__DIRECTIONS__. Check every line below for the word "bulunmadığı" and show those that hold it.

=-=-=

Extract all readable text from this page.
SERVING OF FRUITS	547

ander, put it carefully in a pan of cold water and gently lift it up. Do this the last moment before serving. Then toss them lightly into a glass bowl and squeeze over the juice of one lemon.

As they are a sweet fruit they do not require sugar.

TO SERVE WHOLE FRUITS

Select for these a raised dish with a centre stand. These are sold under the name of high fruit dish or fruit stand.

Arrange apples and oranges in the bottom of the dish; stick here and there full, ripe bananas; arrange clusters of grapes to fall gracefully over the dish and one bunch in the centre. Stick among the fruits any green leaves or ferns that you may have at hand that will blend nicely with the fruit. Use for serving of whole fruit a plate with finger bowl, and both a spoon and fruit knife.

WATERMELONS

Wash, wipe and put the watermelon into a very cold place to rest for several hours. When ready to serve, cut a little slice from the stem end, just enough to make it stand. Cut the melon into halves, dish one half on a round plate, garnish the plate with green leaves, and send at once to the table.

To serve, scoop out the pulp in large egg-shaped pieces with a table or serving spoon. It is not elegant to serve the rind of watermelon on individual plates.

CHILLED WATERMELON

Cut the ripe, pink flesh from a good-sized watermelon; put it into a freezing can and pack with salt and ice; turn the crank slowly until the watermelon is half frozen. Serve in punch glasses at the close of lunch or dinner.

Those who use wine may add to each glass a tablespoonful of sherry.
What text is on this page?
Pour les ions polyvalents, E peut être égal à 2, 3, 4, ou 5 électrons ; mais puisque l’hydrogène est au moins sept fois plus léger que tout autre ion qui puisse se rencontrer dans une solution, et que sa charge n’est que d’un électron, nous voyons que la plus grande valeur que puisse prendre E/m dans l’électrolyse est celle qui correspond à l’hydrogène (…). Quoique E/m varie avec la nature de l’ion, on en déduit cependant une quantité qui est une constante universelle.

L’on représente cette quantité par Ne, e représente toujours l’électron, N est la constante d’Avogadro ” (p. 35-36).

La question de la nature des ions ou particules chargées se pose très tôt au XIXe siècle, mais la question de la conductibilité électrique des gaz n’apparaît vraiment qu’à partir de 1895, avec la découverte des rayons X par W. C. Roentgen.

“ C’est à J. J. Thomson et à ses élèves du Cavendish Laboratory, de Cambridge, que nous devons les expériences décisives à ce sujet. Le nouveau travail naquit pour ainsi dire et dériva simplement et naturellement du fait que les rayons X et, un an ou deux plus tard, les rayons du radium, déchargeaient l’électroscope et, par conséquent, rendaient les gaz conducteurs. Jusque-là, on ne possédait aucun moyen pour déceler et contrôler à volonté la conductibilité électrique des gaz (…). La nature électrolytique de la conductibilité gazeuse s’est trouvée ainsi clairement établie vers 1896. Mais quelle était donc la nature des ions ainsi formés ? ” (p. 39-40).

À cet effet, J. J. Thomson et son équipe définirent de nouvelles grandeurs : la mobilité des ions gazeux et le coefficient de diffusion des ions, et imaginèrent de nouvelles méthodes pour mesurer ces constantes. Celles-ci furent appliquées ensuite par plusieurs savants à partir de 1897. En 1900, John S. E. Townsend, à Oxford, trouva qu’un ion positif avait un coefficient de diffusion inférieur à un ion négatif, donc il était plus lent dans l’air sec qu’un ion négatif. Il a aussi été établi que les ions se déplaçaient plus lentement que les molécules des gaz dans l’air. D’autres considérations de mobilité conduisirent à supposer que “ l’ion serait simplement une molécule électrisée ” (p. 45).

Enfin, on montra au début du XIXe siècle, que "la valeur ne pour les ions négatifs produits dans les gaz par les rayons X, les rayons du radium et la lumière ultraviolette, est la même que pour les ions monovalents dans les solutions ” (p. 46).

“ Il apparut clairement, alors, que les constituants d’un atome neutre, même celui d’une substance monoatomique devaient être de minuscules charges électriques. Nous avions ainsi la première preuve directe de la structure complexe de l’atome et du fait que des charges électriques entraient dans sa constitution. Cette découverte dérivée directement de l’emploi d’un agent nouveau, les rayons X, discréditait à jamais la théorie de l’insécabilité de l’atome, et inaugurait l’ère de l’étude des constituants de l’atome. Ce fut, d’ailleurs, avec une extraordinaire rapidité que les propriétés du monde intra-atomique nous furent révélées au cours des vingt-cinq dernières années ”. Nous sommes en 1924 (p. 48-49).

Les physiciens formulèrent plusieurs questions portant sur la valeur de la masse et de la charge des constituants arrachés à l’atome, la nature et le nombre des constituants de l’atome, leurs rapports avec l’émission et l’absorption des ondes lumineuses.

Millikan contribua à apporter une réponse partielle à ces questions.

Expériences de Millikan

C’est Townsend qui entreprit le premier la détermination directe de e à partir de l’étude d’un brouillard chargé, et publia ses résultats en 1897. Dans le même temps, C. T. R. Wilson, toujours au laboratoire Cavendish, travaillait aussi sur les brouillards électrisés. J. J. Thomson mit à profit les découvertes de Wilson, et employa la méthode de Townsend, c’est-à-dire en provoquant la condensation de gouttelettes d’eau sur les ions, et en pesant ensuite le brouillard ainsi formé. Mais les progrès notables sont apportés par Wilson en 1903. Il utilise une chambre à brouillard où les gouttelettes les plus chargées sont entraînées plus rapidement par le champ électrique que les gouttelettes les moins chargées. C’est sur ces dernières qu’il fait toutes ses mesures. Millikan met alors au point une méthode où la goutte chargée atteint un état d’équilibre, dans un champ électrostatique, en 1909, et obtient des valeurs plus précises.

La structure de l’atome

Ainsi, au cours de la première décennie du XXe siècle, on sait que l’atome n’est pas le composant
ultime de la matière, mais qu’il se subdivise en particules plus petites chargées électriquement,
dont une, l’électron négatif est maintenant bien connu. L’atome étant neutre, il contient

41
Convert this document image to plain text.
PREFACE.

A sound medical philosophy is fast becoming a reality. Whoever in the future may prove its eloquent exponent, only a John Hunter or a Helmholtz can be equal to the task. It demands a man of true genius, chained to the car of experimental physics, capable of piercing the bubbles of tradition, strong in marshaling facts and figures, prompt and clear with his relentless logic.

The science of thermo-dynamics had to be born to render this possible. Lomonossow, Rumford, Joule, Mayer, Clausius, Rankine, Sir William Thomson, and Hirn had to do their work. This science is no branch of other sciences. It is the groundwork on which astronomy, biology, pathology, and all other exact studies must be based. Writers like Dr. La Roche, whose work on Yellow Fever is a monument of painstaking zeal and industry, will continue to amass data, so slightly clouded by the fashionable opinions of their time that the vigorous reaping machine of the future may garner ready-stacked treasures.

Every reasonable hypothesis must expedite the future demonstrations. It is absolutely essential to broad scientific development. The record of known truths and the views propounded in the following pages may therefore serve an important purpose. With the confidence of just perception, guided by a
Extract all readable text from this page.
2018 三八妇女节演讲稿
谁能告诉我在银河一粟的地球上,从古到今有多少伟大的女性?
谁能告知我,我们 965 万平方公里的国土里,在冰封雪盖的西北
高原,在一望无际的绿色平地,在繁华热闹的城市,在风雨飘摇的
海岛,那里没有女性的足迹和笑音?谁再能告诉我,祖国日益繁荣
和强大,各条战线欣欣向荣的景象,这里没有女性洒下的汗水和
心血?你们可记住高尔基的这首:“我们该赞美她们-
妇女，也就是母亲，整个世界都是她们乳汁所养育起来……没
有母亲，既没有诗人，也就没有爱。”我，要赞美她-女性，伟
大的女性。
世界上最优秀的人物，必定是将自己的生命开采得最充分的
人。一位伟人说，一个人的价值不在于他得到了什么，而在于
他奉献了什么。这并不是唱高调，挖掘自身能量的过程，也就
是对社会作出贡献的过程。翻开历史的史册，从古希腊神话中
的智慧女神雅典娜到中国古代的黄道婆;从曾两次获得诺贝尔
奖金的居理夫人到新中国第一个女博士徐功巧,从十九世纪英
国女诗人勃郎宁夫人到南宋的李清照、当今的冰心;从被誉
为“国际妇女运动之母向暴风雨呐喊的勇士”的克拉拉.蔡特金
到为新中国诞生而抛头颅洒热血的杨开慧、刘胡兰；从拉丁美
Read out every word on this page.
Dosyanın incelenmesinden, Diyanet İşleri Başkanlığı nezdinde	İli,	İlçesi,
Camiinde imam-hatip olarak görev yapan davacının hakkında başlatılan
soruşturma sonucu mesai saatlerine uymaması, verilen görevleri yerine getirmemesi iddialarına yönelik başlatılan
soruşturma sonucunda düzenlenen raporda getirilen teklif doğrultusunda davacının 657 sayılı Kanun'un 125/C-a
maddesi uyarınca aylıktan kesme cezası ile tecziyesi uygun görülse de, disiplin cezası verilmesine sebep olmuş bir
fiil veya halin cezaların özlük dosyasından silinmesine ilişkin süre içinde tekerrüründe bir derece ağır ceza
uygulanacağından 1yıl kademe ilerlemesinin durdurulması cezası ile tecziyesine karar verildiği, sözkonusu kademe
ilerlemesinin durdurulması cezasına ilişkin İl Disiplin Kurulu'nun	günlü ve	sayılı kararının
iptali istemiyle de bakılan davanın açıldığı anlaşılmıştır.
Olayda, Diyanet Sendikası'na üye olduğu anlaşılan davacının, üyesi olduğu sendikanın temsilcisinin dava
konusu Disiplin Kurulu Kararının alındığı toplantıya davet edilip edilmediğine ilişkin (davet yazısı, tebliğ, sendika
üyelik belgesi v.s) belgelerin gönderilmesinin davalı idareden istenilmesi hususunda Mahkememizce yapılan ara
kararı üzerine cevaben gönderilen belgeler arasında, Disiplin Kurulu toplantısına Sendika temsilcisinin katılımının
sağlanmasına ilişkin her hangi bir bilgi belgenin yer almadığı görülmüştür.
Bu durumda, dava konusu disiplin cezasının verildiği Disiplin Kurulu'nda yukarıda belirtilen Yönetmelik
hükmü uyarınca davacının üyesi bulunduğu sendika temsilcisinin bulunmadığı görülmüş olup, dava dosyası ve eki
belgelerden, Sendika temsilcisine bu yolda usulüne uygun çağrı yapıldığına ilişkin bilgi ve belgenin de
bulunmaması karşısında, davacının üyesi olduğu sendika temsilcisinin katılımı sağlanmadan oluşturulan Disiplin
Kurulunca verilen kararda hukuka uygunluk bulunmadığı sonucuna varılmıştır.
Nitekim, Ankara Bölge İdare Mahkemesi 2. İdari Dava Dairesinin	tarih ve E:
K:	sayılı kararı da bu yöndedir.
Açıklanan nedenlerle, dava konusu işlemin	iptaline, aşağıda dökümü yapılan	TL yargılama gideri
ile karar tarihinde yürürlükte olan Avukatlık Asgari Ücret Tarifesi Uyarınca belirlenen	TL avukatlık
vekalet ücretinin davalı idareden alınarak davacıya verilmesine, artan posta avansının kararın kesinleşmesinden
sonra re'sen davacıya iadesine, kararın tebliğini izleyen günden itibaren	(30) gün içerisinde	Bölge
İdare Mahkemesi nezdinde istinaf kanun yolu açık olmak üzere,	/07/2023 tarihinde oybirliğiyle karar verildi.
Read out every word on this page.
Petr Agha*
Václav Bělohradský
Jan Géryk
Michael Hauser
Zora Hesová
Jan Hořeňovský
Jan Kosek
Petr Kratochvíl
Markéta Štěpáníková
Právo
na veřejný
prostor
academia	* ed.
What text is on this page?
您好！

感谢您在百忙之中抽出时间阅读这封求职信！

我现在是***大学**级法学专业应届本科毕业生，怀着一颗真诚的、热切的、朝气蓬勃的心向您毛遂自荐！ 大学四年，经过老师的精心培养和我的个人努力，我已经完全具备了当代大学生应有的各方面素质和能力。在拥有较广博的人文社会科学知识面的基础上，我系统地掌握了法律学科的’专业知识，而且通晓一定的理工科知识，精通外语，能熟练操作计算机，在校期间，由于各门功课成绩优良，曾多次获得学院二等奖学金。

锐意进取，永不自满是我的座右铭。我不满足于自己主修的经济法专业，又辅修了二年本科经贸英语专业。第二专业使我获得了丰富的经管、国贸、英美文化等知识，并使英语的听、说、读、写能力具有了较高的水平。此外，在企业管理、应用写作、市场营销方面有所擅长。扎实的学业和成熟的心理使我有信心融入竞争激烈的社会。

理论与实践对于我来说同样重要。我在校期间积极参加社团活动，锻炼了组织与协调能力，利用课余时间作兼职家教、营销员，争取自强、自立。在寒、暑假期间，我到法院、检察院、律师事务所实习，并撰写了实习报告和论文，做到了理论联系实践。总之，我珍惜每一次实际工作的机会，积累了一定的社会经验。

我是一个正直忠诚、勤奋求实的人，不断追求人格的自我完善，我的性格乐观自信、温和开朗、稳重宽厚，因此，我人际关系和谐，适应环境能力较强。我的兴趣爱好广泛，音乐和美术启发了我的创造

=-=-=

__RESPONSE__.
hükmü uyarınca davacının üyesi bulunduğu sendika temsilcisinin bulunmadığı görülmüş olup, dava dosyası ve eki
Kurulunca verilen kararda hukuka uygunluk bulunmadığı sonucuna varılmıştır.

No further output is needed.